(Figure data in JSON)

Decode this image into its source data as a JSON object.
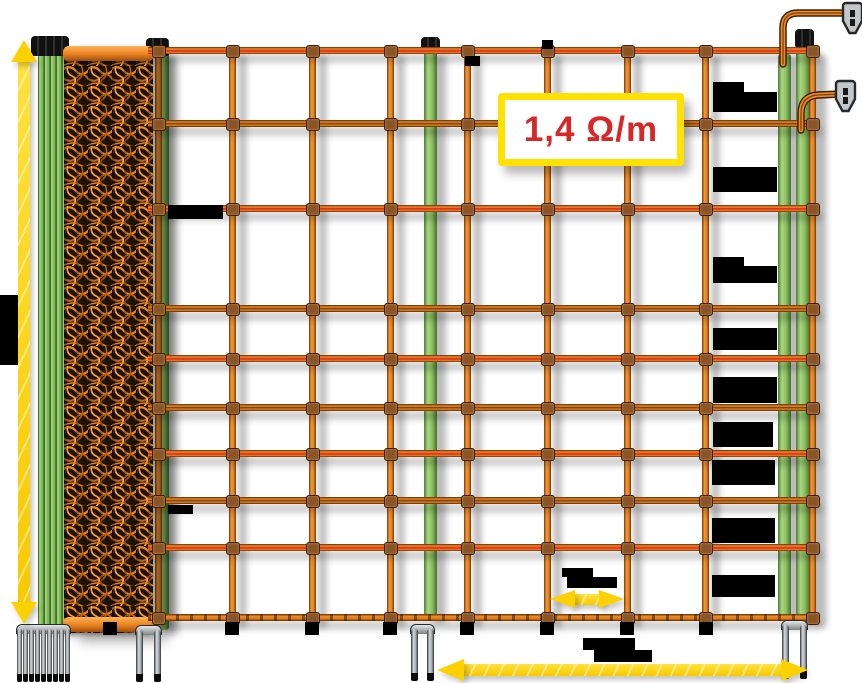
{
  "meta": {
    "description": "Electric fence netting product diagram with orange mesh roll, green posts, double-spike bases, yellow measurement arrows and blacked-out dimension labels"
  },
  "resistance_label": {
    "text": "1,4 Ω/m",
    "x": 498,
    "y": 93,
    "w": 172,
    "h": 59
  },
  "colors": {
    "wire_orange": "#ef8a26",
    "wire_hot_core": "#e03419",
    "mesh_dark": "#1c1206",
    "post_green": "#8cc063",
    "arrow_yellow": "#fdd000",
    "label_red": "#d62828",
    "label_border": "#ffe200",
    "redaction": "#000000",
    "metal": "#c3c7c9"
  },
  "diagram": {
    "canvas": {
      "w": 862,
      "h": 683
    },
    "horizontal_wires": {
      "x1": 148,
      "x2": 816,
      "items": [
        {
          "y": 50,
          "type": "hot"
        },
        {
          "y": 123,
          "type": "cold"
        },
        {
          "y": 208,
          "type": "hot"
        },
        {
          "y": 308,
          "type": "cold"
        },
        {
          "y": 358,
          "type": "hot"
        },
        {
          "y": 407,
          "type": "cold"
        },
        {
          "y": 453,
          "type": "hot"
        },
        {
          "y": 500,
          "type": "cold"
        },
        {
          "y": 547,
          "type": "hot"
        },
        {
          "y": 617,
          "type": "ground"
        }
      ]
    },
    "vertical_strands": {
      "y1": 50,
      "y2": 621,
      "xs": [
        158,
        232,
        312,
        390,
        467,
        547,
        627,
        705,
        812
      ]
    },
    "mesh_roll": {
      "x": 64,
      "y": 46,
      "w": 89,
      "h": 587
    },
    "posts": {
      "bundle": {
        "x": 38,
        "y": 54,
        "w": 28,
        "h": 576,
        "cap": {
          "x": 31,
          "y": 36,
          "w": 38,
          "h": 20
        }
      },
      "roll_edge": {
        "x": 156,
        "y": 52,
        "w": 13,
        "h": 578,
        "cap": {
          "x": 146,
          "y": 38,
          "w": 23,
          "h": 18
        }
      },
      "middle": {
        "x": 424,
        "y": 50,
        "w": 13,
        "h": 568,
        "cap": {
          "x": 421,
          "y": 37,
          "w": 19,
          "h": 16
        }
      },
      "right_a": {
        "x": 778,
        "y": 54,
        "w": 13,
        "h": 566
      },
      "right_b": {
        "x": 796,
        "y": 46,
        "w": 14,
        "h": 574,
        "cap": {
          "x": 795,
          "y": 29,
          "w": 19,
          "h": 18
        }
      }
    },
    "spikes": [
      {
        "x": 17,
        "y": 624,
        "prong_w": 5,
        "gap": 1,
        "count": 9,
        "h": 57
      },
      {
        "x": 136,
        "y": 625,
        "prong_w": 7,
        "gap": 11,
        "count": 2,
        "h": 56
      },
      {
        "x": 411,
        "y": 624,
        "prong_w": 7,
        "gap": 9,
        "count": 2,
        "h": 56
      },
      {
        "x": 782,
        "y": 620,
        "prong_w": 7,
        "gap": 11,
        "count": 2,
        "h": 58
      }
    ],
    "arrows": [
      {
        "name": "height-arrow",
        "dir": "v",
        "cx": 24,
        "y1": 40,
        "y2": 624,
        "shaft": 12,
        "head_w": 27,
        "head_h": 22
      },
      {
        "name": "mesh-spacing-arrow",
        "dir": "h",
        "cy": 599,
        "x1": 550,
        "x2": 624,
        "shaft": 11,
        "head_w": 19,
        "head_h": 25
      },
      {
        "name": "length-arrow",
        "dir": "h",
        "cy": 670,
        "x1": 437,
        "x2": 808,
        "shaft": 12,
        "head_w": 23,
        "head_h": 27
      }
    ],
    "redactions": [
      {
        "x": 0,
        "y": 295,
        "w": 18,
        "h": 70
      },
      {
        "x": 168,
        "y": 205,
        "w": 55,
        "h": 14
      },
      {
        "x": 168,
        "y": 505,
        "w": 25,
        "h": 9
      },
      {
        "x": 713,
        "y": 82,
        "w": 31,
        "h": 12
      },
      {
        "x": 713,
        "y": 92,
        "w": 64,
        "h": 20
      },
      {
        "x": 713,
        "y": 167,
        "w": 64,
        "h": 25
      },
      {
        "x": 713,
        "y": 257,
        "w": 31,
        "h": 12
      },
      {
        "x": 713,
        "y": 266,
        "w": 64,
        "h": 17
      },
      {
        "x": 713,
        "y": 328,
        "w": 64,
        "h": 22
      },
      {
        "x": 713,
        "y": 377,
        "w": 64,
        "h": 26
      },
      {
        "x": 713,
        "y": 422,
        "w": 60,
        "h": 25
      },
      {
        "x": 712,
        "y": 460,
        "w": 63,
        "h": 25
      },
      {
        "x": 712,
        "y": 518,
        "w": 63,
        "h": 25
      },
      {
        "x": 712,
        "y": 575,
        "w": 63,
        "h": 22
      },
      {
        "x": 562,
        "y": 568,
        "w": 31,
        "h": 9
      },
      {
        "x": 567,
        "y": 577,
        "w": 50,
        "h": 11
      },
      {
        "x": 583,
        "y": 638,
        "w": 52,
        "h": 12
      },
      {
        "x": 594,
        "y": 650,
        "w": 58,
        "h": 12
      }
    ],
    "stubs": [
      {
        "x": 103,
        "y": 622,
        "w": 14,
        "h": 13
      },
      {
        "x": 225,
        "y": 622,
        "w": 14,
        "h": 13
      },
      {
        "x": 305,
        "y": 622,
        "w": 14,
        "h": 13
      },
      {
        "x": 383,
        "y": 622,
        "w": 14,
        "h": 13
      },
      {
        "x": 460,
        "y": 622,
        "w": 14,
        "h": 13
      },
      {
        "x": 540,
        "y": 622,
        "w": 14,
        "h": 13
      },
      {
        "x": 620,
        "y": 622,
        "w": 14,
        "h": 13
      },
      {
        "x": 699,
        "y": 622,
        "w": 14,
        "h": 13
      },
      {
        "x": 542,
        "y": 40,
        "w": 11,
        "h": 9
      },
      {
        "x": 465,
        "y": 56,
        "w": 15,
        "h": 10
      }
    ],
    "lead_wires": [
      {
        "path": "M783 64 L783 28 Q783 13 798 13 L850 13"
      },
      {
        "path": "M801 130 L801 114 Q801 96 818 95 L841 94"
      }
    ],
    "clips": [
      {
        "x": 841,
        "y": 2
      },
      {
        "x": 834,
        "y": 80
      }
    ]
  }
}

### Your goal
Word for word, quote the lines above. Omit the pictures.

### Response to the exercise
Decode this image into its source data as a JSON object.
{
  "meta": {
    "description": "Electric fence netting product diagram with orange mesh roll, green posts, double-spike bases, yellow measurement arrows and blacked-out dimension labels"
  },
  "resistance_label": {
    "text": "1,4 Ω/m",
    "x": 498,
    "y": 93,
    "w": 172,
    "h": 59
  },
  "colors": {
    "wire_orange": "#ef8a26",
    "wire_hot_core": "#e03419",
    "mesh_dark": "#1c1206",
    "post_green": "#8cc063",
    "arrow_yellow": "#fdd000",
    "label_red": "#d62828",
    "label_border": "#ffe200",
    "redaction": "#000000",
    "metal": "#c3c7c9"
  },
  "diagram": {
    "canvas": {
      "w": 862,
      "h": 683
    },
    "horizontal_wires": {
      "x1": 148,
      "x2": 816,
      "items": [
        {
          "y": 50,
          "type": "hot"
        },
        {
          "y": 123,
          "type": "cold"
        },
        {
          "y": 208,
          "type": "hot"
        },
        {
          "y": 308,
          "type": "cold"
        },
        {
          "y": 358,
          "type": "hot"
        },
        {
          "y": 407,
          "type": "cold"
        },
        {
          "y": 453,
          "type": "hot"
        },
        {
          "y": 500,
          "type": "cold"
        },
        {
          "y": 547,
          "type": "hot"
        },
        {
          "y": 617,
          "type": "ground"
        }
      ]
    },
    "vertical_strands": {
      "y1": 50,
      "y2": 621,
      "xs": [
        158,
        232,
        312,
        390,
        467,
        547,
        627,
        705,
        812
      ]
    },
    "mesh_roll": {
      "x": 64,
      "y": 46,
      "w": 89,
      "h": 587
    },
    "posts": {
      "bundle": {
        "x": 38,
        "y": 54,
        "w": 28,
        "h": 576,
        "cap": {
          "x": 31,
          "y": 36,
          "w": 38,
          "h": 20
        }
      },
      "roll_edge": {
        "x": 156,
        "y": 52,
        "w": 13,
        "h": 578,
        "cap": {
          "x": 146,
          "y": 38,
          "w": 23,
          "h": 18
        }
      },
      "middle": {
        "x": 424,
        "y": 50,
        "w": 13,
        "h": 568,
        "cap": {
          "x": 421,
          "y": 37,
          "w": 19,
          "h": 16
        }
      },
      "right_a": {
        "x": 778,
        "y": 54,
        "w": 13,
        "h": 566
      },
      "right_b": {
        "x": 796,
        "y": 46,
        "w": 14,
        "h": 574,
        "cap": {
          "x": 795,
          "y": 29,
          "w": 19,
          "h": 18
        }
      }
    },
    "spikes": [
      {
        "x": 17,
        "y": 624,
        "prong_w": 5,
        "gap": 1,
        "count": 9,
        "h": 57
      },
      {
        "x": 136,
        "y": 625,
        "prong_w": 7,
        "gap": 11,
        "count": 2,
        "h": 56
      },
      {
        "x": 411,
        "y": 624,
        "prong_w": 7,
        "gap": 9,
        "count": 2,
        "h": 56
      },
      {
        "x": 782,
        "y": 620,
        "prong_w": 7,
        "gap": 11,
        "count": 2,
        "h": 58
      }
    ],
    "arrows": [
      {
        "name": "height-arrow",
        "dir": "v",
        "cx": 24,
        "y1": 40,
        "y2": 624,
        "shaft": 12,
        "head_w": 27,
        "head_h": 22
      },
      {
        "name": "mesh-spacing-arrow",
        "dir": "h",
        "cy": 599,
        "x1": 550,
        "x2": 624,
        "shaft": 11,
        "head_w": 19,
        "head_h": 25
      },
      {
        "name": "length-arrow",
        "dir": "h",
        "cy": 670,
        "x1": 437,
        "x2": 808,
        "shaft": 12,
        "head_w": 23,
        "head_h": 27
      }
    ],
    "redactions": [
      {
        "x": 0,
        "y": 295,
        "w": 18,
        "h": 70
      },
      {
        "x": 168,
        "y": 205,
        "w": 55,
        "h": 14
      },
      {
        "x": 168,
        "y": 505,
        "w": 25,
        "h": 9
      },
      {
        "x": 713,
        "y": 82,
        "w": 31,
        "h": 12
      },
      {
        "x": 713,
        "y": 92,
        "w": 64,
        "h": 20
      },
      {
        "x": 713,
        "y": 167,
        "w": 64,
        "h": 25
      },
      {
        "x": 713,
        "y": 257,
        "w": 31,
        "h": 12
      },
      {
        "x": 713,
        "y": 266,
        "w": 64,
        "h": 17
      },
      {
        "x": 713,
        "y": 328,
        "w": 64,
        "h": 22
      },
      {
        "x": 713,
        "y": 377,
        "w": 64,
        "h": 26
      },
      {
        "x": 713,
        "y": 422,
        "w": 60,
        "h": 25
      },
      {
        "x": 712,
        "y": 460,
        "w": 63,
        "h": 25
      },
      {
        "x": 712,
        "y": 518,
        "w": 63,
        "h": 25
      },
      {
        "x": 712,
        "y": 575,
        "w": 63,
        "h": 22
      },
      {
        "x": 562,
        "y": 568,
        "w": 31,
        "h": 9
      },
      {
        "x": 567,
        "y": 577,
        "w": 50,
        "h": 11
      },
      {
        "x": 583,
        "y": 638,
        "w": 52,
        "h": 12
      },
      {
        "x": 594,
        "y": 650,
        "w": 58,
        "h": 12
      }
    ],
    "stubs": [
      {
        "x": 103,
        "y": 622,
        "w": 14,
        "h": 13
      },
      {
        "x": 225,
        "y": 622,
        "w": 14,
        "h": 13
      },
      {
        "x": 305,
        "y": 622,
        "w": 14,
        "h": 13
      },
      {
        "x": 383,
        "y": 622,
        "w": 14,
        "h": 13
      },
      {
        "x": 460,
        "y": 622,
        "w": 14,
        "h": 13
      },
      {
        "x": 540,
        "y": 622,
        "w": 14,
        "h": 13
      },
      {
        "x": 620,
        "y": 622,
        "w": 14,
        "h": 13
      },
      {
        "x": 699,
        "y": 622,
        "w": 14,
        "h": 13
      },
      {
        "x": 542,
        "y": 40,
        "w": 11,
        "h": 9
      },
      {
        "x": 465,
        "y": 56,
        "w": 15,
        "h": 10
      }
    ],
    "lead_wires": [
      {
        "path": "M783 64 L783 28 Q783 13 798 13 L850 13"
      },
      {
        "path": "M801 130 L801 114 Q801 96 818 95 L841 94"
      }
    ],
    "clips": [
      {
        "x": 841,
        "y": 2
      },
      {
        "x": 834,
        "y": 80
      }
    ]
  }
}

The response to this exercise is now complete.